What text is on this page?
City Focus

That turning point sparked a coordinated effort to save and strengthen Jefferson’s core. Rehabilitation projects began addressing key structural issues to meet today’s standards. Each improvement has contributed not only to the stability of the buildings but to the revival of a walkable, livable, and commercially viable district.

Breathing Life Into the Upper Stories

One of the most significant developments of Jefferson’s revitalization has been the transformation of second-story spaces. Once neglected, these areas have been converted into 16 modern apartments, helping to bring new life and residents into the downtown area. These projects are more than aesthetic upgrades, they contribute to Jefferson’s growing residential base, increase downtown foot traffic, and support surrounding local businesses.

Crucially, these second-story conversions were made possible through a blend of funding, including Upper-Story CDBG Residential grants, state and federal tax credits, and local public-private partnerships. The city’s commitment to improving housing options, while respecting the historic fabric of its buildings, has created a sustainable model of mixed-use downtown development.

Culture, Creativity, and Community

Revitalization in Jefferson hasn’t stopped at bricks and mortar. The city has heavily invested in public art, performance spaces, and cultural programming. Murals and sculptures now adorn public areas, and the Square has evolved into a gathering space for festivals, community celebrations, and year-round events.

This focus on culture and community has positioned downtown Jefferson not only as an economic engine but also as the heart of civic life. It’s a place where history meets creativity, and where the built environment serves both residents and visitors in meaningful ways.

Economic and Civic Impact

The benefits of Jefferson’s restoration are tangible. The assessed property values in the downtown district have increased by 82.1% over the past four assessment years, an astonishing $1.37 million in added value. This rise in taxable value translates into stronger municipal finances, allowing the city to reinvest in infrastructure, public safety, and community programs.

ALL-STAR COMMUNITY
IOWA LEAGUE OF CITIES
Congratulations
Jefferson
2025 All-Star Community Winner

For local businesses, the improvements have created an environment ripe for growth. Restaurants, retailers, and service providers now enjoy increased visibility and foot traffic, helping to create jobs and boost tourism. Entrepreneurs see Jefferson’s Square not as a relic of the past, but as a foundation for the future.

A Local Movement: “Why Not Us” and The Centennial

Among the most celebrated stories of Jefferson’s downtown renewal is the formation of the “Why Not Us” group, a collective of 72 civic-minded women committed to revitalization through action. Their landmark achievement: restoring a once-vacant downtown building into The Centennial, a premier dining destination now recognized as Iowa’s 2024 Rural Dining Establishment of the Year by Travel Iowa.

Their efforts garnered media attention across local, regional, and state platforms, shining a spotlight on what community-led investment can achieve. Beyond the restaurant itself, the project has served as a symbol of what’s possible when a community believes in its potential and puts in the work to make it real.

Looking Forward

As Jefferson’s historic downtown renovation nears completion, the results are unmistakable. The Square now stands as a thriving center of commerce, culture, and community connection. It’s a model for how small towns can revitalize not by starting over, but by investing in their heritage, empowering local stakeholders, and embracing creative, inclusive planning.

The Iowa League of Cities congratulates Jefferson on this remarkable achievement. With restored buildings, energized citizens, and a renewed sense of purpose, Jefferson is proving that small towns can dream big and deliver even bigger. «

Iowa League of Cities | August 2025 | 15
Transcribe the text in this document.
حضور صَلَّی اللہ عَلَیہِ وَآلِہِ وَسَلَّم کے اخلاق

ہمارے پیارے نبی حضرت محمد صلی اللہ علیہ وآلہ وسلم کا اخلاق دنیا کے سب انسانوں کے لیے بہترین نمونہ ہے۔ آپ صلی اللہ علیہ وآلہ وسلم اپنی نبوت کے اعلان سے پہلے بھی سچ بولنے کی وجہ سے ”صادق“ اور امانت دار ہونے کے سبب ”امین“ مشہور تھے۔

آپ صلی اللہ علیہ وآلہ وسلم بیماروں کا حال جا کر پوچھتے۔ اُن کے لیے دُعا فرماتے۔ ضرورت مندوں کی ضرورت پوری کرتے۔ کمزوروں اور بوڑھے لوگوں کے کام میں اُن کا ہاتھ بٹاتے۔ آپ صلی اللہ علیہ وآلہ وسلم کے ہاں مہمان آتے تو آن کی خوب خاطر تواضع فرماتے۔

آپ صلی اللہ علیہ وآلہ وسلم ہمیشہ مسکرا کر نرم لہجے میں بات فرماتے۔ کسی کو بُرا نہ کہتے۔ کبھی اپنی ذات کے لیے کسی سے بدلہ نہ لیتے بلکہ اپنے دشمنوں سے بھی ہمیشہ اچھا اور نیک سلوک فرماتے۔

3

# # # # # # #

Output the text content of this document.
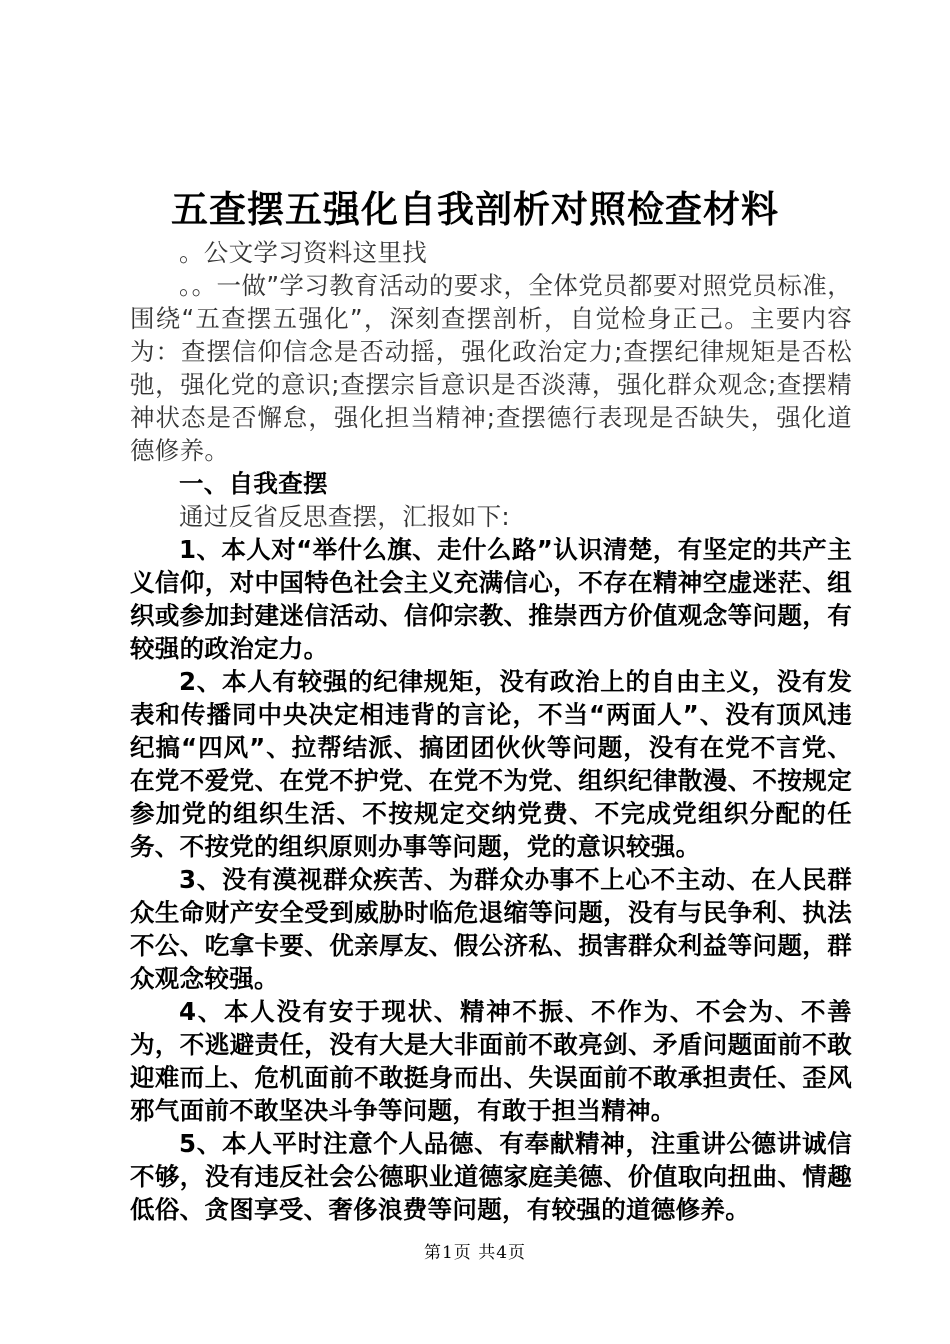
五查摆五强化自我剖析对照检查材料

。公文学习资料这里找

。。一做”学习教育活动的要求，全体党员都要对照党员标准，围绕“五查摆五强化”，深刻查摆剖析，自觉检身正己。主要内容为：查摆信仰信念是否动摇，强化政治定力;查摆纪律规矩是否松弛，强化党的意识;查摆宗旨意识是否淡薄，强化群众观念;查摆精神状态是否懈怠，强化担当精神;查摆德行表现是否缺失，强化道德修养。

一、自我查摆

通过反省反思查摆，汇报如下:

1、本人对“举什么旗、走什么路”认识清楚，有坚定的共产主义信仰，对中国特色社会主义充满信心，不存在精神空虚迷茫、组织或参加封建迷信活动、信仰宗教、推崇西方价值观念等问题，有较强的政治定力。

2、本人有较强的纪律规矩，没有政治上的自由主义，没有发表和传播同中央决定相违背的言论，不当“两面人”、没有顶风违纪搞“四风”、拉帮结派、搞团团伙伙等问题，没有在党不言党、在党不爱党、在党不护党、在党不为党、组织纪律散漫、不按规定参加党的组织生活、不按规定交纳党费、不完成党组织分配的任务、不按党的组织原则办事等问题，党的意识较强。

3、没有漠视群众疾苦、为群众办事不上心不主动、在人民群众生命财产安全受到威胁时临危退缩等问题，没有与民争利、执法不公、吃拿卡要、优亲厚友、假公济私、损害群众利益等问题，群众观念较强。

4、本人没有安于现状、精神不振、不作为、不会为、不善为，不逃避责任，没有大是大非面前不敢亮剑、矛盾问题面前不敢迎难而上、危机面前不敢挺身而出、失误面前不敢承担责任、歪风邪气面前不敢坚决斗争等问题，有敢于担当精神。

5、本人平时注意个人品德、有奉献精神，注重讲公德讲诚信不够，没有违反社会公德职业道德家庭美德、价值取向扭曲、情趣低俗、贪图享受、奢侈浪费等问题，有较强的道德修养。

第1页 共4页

# # # # # # #

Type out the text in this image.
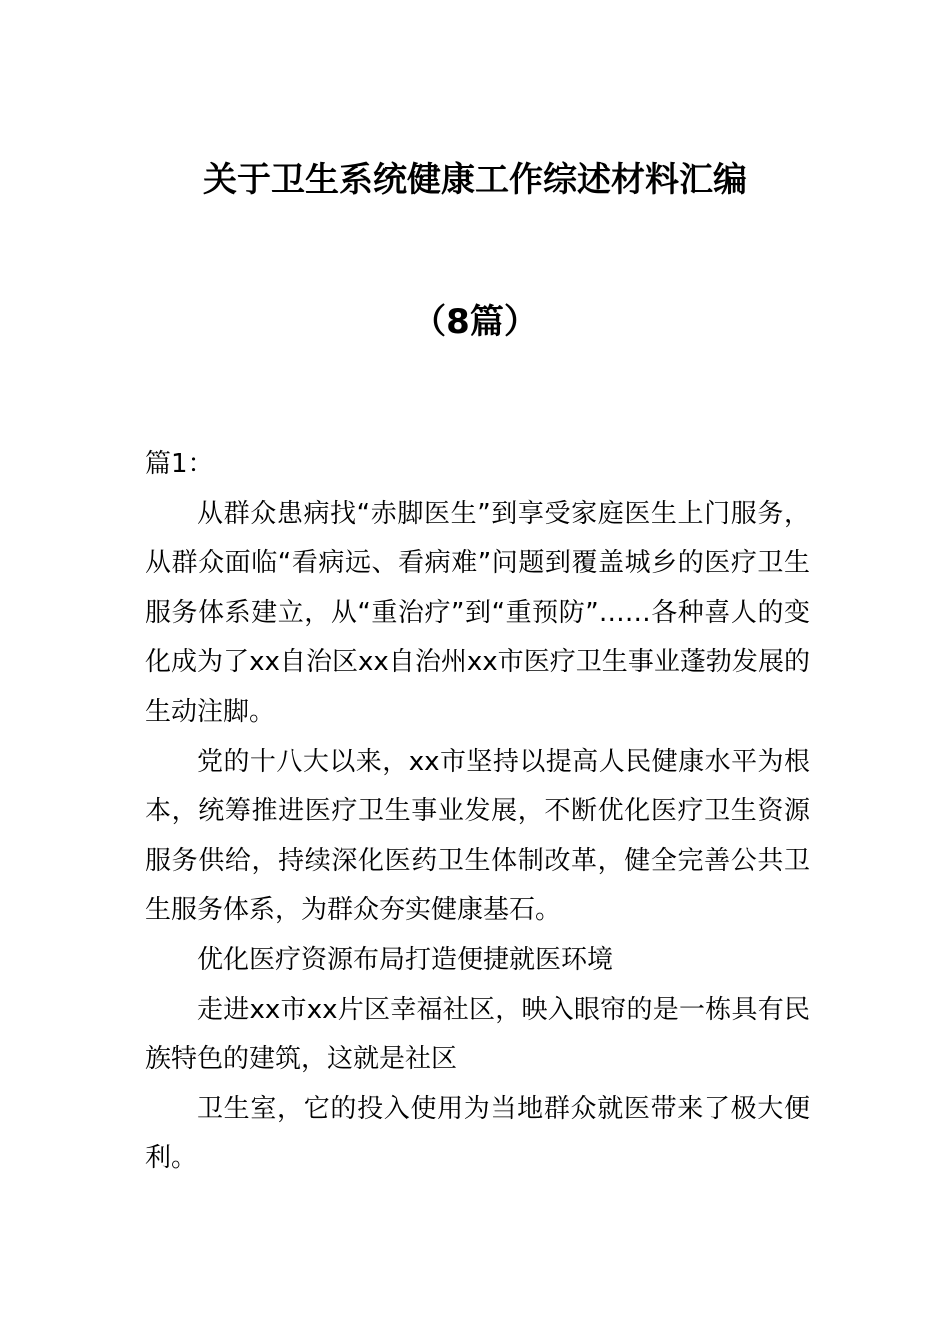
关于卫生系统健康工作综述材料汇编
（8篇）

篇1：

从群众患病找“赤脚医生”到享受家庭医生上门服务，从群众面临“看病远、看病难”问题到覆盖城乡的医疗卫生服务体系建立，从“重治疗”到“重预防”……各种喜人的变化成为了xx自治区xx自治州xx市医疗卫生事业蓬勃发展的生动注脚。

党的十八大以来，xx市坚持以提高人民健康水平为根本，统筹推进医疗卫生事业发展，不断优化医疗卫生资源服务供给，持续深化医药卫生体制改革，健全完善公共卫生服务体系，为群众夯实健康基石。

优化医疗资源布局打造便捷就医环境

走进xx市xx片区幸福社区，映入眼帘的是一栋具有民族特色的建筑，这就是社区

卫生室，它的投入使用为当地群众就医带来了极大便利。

# # # # # # #

Return the number of lines that include the word "environment", and nothing else.

__REPLY__.
2